Filter the listing and keep only the lines with the word "española".

# DATA start

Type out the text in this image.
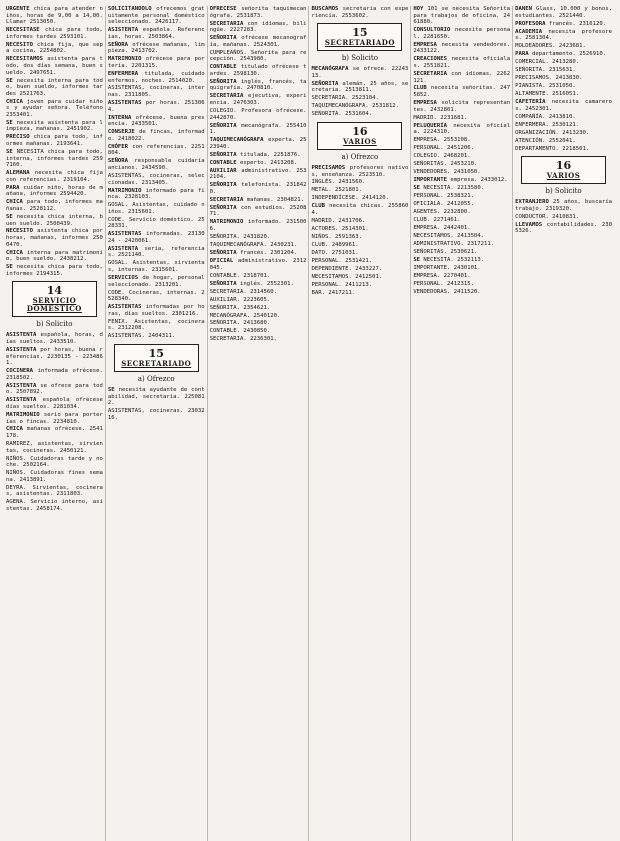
URGENTE chica para atender niños, horas de 9,00 a 14,00. Llamar 2513050.
NECESITASE chica para todo, informes tardes 2593101.
NECESITO chica fija, que sepa cocina. 2254802.
NECESITAMOS asistenta para todo, dos días semana, buen sueldo. 2497651.
SE necesita interna para todo, buen sueldo, informes tardes 2521763.
CHICA joven para cuidar niños y ayudar señora. Teléfono 2353401.
SE necesita asistenta para limpieza, mañanas. 2451902.
PRECISO chica para todo, informes mañanas. 2193641.
SE NECESITA chica para todo, interna, informes tardes 2597160.
ALEMANA necesita chica fija con referencias. 2319104.
PARA cuidar niño, horas de mañana, informes 2594420.
CHICA para todo, informes mañanas. 2528112.
SE necesita chica interna, buen sueldo. 2500439.
NECESITO asistenta chica por horas, mañanas, informes 2500470.
CHICA interna para matrimonio, buen sueldo. 2438212.
SE necesita chica para todo, informes 2194315.
14
SERVICIO DOMÉSTICO
b) Solicito
ASISTENTA española, horas, días sueltos. 2433510.
ASISTENTA por horas, buena referencias. 2230135 - 2234861.
COCINERA informada ofrécese. 2318502.
ASISTENTA se ofrece para todo. 2507892.
ASISTENTA española ofrécese días sueltos. 2281034.
MATRIMONIO serio para porterías o fincas. 2234810.
CHICA mañanas ofrécese. 2541178.
RAMIREZ, asistentas, sirvientas, cocineras. 2450121.
NIÑOS. Cuidadoras tarde y noche. 2502164.
NIÑOS. Cuidadoras fines semana. 2413891.
DEYRA. Sirvientas, cocineras, asistentas. 2311803.
AGENA. Servicio interno, asistentas. 2458174.
SOLICITÁNDOLO ofrecemos gratuitamente personal doméstico seleccionado. 2426117.
ASISTENTA española. Referencias, horas. 2503864.
SEÑORA ofrécese mañanas, limpieza. 2413702.
MATRIMONIO ofrécese para portería. 2201315.
ENFERMERA titulada, cuidado enfermos, noches. 2514020.
ASISTENTAS, cocineras, internas. 2311805.
ASISTENTAS por horas. 2513064.
INTERNA ofrécese, buena presencia. 2433501.
CONSERJE de fincas, informado. 2418022.
CHÓFER con referencias. 2251804.
SEÑORA responsable cuidaría ancianos. 2434590.
ASISTENTAS, cocineras, seleccionadas. 2313405.
MATRIMONIO informado para finca. 2328103.
GOSAL. Asistentas, cuidado niños. 2315601.
CODE. Servicio doméstico. 2528331.
ASISTENTAS informadas. 2313024 - 2420061.
ASISTENTA seria, referencias. 2521140.
GOSAL. Asistentas, sirvientas, internas. 2315601.
SERVICIOS de hogar, personal seleccionado. 2313201.
CODE. Cocineras, internas. 2528340.
ASISTENTAS informadas por horas, días sueltos. 2301216.
FENIX. Asistentas, cocineras. 2312208.
ASISTENTAS. 2404311.
15
SECRETARIADO
a) Ofrezco
SE necesita ayudante de contabilidad, secretaria. 2250812.
ASISTENTAS, cocineras. 2303216.
OFRÉCESE señorita taquimecanógrafa. 2531873.
SECRETARIA con idiomas, bilingüe. 2227283.
SEÑORITA ofrécese mecanografía, mañanas. 2524301.
CUMPLEAÑOS. Señorita para recepción. 2543980.
CONTABLE titulado ofrécese tardes. 2598130.
SEÑORITA inglés, francés, taquigrafía. 2470810.
SECRETARIA ejecutiva, experiencia. 2476303.
COLEGIO. Profesora ofrécese. 2442870.
SEÑORITA mecanógrafa. 2554101.
TAQUIMECANÓGRAFA experta. 2523940.
SEÑORITA titulada. 2251876.
CONTABLE experto. 2413208.
AUXILIAR administrativo. 2532104.
SEÑORITA telefonista. 2318420.
SECRETARIA mañanas. 2304821.
SEÑORITA con estudios. 2520871.
MATRIMONIO informado. 2315006.
SEÑORITA. 2431820.
TAQUIMECANÓGRAFA. 2430231.
SEÑORITA francés. 2301204.
OFICIAL administrativo. 2312045.
CONTABLE. 2318701.
SEÑORITA inglés. 2552301.
SECRETARIA. 2314560.
AUXILIAR. 2223605.
SEÑORITA. 2354621.
MECANÓGRAFA. 2540120.
SEÑORITA. 2413680.
CONTABLE. 2430850.
SECRETARIA. 2236301.
BUSCAMOS secretaria con experiencia. 2553602.
15
SECRETARIADO
b) Solicito
MECANÓGRAFA se ofrece. 2224313.
SEÑORITA alemán, 25 años, secretaria. 2513811.
SECRETARIA. 2523104.
TAQUIMECANÓGRAFA. 2531812.
SEÑORITA. 2531604.
16
VARIOS
a) Ofrezco
PRECISAMOS profesores nativos, enseñanza. 2523510.
INGLÉS. 2431560.
METAL. 2521801.
INDEPENDÍCESE. 2414120.
CLUB necesita chicas. 2558604.
MADRID. 2431706.
ACTORES. 2514301.
NIÑOS. 2591363.
CLUB. 2489961.
DATO. 2751031.
PERSONAL. 2531421.
DEPENDIENTE. 2433227.
NECESITAMOS. 2412501.
PERSONAL. 2411213.
BAR. 2417211.
HOY 101 se necesita Señorita para trabajos de oficina. 2461880.
CONSULTORIO necesita personal. 2281650.
EMPRESA necesita vendedores. 2433122.
CREACIONES necesita oficialas. 2551821.
SECRETARIA con idiomas. 2262121.
CLUB necesita señoritas. 2475852.
EMPRESA solicita representantes. 2432801.
MADRID. 2231681.
PELUQUERÍA necesita oficiala. 2224310.
EMPRESA. 2553108.
PERSONAL. 2451206.
COLEGIO. 2468201.
SEÑORITAS. 2453210.
VENDEDORES. 2431050.
IMPORTANTE empresa. 2433012.
SE NECESITA. 2213580.
PERSONAL. 2538321.
OFICIALA. 2412055.
AGENTES. 2232800.
CLUB. 2271461.
EMPRESA. 2442401.
NECESITAMOS. 2413504.
ADMINISTRATIVO. 2317211.
SEÑORITAS. 2530621.
SE NECESITA. 2532113.
IMPORTANTE. 2430101.
EMPRESA. 2270401.
PERSONAL. 2412315.
VENDEDORAS. 2411520.
DANEN Glass, 10.000 y bonos, estudiantes. 2521440.
PROFESORA francés. 2316120.
ACADEMIA necesita profesores. 2581304.
MOLDEADORES. 2423681.
PARA departamento. 2526910.
COMERCIAL. 2413280.
SEÑORITA. 2315631.
PRECISAMOS. 2413830.
PIANISTA. 2531050.
ALTAMENTE. 2516051.
CAFETERÍA necesita camareros. 2452301.
COMPAÑÍA. 2413810.
ENFERMERA. 2530121.
ORGANIZACIÓN. 2413230.
ATENCIÓN. 2552041.
DEPARTAMENTO. 2218501.
16
VARIOS
b) Solicito
EXTRANJERO 25 años, buscaría trabajo. 2319320.
CONDUCTOR. 2410831.
LLEVAMOS contabilidades. 2305326.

# DATA end

SOLUTION:
ASISTENTA española, horas, días sueltos. 2433510.
ASISTENTA española ofrécese días sueltos. 2281034.
ASISTENTA española. Referencias, horas. 2503864.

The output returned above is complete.